(Annotated region listings)
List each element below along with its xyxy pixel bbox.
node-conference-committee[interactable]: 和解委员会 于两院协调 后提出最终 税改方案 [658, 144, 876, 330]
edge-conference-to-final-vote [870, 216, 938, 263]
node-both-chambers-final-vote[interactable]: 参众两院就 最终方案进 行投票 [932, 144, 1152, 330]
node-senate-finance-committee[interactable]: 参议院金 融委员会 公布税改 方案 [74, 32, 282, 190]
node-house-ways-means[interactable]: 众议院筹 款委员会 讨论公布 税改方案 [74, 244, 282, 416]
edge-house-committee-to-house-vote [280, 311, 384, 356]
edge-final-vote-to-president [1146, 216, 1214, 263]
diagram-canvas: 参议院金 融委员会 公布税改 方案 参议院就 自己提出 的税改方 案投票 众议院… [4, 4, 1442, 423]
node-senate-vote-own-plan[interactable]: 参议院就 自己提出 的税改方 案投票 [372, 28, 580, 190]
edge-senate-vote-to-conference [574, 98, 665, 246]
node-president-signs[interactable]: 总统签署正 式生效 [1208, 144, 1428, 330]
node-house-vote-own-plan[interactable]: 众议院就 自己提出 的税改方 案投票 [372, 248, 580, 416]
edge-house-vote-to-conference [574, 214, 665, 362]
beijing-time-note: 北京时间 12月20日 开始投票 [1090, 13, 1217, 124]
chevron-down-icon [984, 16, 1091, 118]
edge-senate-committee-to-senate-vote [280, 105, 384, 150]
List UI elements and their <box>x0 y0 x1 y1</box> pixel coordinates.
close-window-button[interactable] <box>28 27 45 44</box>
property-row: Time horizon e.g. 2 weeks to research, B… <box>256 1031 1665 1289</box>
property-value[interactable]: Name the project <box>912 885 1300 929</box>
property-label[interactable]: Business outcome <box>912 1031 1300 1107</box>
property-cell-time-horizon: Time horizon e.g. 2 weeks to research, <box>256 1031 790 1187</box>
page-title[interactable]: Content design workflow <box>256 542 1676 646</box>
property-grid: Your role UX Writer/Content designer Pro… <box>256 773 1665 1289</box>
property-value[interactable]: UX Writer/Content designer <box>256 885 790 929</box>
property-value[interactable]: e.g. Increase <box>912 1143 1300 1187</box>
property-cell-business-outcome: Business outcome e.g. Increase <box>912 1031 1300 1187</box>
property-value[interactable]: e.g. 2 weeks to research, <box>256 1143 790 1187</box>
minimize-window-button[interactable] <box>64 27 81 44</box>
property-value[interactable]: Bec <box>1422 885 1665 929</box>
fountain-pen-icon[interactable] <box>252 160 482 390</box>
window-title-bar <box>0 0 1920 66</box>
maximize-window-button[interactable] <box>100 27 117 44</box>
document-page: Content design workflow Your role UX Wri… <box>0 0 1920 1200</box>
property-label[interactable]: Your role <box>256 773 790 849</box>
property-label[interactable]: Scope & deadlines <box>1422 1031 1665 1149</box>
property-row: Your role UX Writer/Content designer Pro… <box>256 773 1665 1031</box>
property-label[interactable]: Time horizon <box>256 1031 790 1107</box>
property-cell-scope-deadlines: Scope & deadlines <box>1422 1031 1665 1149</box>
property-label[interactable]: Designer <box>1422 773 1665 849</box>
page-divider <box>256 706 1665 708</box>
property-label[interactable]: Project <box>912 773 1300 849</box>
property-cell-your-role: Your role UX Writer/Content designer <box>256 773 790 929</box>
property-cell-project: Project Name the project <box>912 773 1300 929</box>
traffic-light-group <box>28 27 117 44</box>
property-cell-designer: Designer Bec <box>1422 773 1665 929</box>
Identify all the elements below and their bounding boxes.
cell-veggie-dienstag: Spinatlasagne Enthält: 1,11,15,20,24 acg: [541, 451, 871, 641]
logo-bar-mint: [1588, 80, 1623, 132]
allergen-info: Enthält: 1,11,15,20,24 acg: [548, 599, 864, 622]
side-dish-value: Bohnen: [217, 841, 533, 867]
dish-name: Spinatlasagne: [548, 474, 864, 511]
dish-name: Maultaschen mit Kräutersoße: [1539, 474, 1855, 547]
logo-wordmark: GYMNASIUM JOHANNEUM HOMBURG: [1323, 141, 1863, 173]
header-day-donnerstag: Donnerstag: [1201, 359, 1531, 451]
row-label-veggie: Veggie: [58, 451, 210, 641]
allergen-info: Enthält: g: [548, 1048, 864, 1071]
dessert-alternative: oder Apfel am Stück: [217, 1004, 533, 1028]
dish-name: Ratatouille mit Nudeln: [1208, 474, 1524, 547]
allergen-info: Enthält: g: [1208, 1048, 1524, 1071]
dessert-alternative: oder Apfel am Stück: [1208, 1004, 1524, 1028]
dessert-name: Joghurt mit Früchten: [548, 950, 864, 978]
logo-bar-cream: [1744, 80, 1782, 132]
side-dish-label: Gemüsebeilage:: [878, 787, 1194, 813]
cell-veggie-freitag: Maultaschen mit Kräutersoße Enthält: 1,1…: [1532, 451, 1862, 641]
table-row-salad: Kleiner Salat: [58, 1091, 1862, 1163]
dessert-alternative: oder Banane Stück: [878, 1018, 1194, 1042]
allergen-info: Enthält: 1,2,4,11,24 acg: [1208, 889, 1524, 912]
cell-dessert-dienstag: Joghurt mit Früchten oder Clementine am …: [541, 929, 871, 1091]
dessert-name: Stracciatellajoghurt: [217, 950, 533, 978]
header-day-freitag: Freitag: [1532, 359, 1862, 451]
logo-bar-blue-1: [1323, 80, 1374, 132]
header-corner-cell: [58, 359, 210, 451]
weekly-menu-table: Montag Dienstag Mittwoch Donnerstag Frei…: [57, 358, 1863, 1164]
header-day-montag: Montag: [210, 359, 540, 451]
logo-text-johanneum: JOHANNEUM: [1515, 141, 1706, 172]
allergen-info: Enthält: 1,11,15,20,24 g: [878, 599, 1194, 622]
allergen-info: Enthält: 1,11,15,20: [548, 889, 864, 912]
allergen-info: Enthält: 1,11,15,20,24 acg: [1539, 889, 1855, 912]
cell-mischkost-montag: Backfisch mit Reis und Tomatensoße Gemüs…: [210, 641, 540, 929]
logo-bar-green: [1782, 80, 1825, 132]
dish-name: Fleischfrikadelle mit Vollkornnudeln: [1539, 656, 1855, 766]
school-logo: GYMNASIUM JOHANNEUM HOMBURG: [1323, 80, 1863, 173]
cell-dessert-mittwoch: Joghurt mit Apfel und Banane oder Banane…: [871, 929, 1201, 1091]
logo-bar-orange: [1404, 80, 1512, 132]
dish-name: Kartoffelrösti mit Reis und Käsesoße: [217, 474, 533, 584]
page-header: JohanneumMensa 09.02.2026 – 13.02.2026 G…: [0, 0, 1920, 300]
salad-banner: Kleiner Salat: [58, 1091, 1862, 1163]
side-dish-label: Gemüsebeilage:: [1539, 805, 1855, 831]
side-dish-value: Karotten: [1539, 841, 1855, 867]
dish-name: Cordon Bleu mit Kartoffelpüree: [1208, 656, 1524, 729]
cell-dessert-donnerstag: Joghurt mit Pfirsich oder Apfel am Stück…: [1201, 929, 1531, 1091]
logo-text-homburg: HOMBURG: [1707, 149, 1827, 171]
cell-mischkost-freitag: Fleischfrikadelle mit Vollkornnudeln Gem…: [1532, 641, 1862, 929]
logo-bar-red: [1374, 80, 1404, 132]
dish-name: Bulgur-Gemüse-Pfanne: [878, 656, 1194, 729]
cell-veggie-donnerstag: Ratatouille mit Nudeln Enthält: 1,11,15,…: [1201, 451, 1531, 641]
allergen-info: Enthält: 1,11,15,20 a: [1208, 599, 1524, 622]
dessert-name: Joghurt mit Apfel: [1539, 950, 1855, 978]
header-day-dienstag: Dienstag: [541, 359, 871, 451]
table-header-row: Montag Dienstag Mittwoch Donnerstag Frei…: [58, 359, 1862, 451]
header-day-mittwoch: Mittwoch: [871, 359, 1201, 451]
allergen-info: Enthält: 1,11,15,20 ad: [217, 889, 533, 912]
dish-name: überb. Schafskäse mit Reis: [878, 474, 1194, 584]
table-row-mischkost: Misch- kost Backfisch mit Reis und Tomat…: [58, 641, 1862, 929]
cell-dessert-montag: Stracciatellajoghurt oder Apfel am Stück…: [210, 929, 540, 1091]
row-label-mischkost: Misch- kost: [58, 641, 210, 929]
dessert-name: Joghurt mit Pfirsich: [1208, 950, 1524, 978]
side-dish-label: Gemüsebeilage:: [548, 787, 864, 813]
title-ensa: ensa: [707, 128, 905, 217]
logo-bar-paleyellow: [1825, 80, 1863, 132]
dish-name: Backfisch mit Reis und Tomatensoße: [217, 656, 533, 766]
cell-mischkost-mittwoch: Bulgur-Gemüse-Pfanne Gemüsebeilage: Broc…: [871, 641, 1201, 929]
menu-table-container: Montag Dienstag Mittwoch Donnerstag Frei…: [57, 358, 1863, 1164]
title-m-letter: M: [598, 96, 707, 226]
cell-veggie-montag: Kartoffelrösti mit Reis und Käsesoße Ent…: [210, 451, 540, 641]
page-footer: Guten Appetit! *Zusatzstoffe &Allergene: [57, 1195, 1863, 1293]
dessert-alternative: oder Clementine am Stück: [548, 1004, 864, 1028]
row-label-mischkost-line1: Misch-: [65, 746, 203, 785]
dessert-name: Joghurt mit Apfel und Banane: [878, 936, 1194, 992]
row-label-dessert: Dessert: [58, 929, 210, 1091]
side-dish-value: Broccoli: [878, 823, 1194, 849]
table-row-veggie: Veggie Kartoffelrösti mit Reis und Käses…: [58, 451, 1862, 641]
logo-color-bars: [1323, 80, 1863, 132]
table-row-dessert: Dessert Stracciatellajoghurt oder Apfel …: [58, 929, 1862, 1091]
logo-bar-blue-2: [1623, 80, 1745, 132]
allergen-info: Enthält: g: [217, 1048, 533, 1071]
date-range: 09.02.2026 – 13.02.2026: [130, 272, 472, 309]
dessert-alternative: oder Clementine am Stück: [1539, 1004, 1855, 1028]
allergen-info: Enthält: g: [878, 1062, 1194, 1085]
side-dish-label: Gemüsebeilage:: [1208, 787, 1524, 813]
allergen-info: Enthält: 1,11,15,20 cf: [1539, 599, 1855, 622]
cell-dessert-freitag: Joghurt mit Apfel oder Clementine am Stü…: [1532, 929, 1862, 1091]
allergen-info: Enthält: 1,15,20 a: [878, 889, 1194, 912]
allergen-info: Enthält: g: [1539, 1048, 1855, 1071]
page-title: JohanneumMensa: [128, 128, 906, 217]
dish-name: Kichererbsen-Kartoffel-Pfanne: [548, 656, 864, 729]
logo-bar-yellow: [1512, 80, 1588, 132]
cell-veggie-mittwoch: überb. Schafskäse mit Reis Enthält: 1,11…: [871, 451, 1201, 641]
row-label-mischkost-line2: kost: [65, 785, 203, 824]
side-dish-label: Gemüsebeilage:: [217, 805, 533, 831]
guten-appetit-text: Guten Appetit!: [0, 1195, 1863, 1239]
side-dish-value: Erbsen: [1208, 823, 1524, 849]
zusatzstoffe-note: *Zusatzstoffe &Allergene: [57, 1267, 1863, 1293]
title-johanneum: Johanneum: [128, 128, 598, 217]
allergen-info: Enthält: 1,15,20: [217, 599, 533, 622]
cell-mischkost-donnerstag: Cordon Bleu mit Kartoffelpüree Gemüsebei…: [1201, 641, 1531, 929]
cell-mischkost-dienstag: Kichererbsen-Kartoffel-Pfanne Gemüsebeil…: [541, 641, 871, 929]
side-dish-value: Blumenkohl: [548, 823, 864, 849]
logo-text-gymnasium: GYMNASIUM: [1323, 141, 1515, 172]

▶ [Description of the task] Please rewrite the lines from the first one up to and including the line with "edge-house-vote-to-conference [574, 214, 665, 362]", swapping "interactable" for "clickable" and leaving everything else unchanged.

▶ [Answer to the problem]
List each element below along with its xyxy pixel bbox.
node-conference-committee[clickable]: 和解委员会 于两院协调 后提出最终 税改方案 [658, 144, 876, 330]
edge-conference-to-final-vote [870, 216, 938, 263]
node-both-chambers-final-vote[clickable]: 参众两院就 最终方案进 行投票 [932, 144, 1152, 330]
node-senate-finance-committee[clickable]: 参议院金 融委员会 公布税改 方案 [74, 32, 282, 190]
node-house-ways-means[clickable]: 众议院筹 款委员会 讨论公布 税改方案 [74, 244, 282, 416]
edge-house-committee-to-house-vote [280, 311, 384, 356]
edge-final-vote-to-president [1146, 216, 1214, 263]
diagram-canvas: 参议院金 融委员会 公布税改 方案 参议院就 自己提出 的税改方 案投票 众议院… [4, 4, 1442, 423]
node-senate-vote-own-plan[clickable]: 参议院就 自己提出 的税改方 案投票 [372, 28, 580, 190]
edge-senate-vote-to-conference [574, 98, 665, 246]
node-president-signs[clickable]: 总统签署正 式生效 [1208, 144, 1428, 330]
node-house-vote-own-plan[clickable]: 众议院就 自己提出 的税改方 案投票 [372, 248, 580, 416]
edge-house-vote-to-conference [574, 214, 665, 362]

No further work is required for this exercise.